## Directive
Check each line for the word "Implemented" and report how many have it. Give nothing else.

## Records

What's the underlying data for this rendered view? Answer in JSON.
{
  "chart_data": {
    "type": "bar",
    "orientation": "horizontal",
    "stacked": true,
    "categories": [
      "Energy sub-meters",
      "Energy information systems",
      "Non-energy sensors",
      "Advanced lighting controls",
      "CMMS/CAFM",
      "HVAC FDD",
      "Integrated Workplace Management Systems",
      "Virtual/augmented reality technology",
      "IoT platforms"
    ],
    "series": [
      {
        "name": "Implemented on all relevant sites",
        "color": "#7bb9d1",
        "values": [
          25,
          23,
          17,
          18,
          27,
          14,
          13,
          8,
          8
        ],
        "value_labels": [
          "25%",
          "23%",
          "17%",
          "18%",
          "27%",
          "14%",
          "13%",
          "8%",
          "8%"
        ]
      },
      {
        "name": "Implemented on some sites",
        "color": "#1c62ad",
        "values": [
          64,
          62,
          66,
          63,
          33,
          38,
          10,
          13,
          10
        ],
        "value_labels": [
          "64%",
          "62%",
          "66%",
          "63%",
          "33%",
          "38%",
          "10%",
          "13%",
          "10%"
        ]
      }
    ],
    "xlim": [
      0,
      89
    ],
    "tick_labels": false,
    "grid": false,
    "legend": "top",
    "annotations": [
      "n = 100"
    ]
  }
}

## Written solution
2